### [Stated goal]
From the listing below, copy every line with the word "selected".

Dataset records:
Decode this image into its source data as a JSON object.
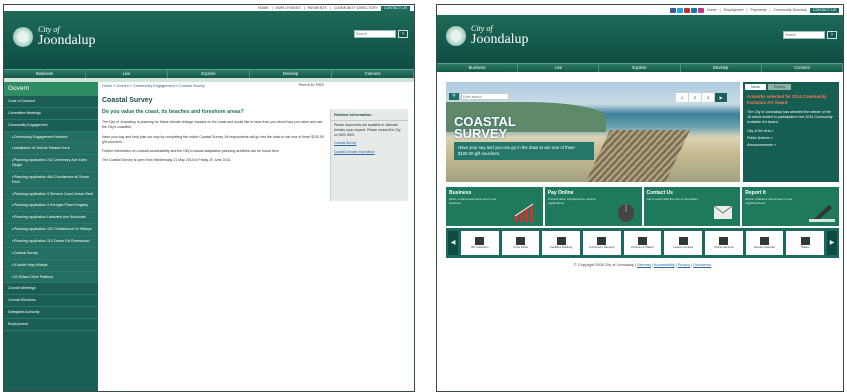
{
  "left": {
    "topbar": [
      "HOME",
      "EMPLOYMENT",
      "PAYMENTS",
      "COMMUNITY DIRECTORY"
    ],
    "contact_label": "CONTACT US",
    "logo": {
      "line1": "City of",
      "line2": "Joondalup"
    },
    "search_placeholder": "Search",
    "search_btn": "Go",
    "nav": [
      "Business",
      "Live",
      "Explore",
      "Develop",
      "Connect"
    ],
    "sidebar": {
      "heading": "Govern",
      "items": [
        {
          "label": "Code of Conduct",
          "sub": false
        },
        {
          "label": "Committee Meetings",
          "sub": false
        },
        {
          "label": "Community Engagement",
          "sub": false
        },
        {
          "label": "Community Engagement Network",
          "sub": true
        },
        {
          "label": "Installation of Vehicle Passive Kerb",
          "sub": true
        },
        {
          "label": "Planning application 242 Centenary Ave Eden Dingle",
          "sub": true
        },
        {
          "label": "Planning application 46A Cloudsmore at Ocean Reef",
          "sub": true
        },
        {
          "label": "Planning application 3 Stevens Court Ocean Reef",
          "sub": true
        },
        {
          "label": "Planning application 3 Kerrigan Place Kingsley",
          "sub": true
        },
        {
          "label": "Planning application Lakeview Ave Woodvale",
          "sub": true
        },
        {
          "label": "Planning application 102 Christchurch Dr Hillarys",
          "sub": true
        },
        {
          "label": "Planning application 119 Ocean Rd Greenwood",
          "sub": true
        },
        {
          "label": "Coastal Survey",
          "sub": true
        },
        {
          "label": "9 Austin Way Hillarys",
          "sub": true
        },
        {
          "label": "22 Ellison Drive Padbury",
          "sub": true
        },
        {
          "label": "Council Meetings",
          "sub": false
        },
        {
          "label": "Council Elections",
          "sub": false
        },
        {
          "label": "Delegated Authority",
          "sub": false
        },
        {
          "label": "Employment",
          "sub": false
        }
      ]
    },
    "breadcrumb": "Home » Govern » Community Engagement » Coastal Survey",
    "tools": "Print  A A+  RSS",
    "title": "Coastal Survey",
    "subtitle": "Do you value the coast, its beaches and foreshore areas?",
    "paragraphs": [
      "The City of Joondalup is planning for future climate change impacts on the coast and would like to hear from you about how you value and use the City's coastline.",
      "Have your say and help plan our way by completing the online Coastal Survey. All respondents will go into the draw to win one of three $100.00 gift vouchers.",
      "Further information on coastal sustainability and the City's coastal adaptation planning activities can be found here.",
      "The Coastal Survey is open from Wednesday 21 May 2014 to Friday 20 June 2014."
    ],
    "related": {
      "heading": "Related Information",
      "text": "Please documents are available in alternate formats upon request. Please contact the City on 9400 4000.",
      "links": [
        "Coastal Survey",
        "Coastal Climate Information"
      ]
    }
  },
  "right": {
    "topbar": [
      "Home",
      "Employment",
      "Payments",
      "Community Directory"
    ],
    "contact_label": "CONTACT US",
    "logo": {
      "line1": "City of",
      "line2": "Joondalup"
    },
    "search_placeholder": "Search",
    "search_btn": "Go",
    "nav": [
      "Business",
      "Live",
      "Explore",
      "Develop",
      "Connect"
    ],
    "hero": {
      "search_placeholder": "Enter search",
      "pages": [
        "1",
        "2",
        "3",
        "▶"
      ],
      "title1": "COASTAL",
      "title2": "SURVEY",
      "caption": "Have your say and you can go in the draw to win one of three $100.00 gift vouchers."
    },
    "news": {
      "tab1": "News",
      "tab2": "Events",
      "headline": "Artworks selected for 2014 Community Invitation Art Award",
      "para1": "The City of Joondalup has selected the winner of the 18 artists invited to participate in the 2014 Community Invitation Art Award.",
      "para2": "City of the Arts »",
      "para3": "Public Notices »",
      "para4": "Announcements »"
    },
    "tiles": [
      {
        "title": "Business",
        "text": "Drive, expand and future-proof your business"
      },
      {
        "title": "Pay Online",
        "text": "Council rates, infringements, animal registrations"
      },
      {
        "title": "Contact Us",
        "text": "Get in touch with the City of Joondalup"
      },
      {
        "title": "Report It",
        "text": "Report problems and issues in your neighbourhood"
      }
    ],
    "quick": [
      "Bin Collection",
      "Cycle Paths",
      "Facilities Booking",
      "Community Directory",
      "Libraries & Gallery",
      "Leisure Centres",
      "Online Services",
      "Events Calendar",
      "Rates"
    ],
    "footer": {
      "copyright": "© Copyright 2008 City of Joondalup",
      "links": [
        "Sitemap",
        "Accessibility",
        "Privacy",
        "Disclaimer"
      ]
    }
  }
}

### [Expected answer]
      "headline": "Artworks selected for 2014 Community Invitation Art Award",
      "para1": "The City of Joondalup has selected the winner of the 18 artists invited to participate in the 2014 Community Invitation Art Award.",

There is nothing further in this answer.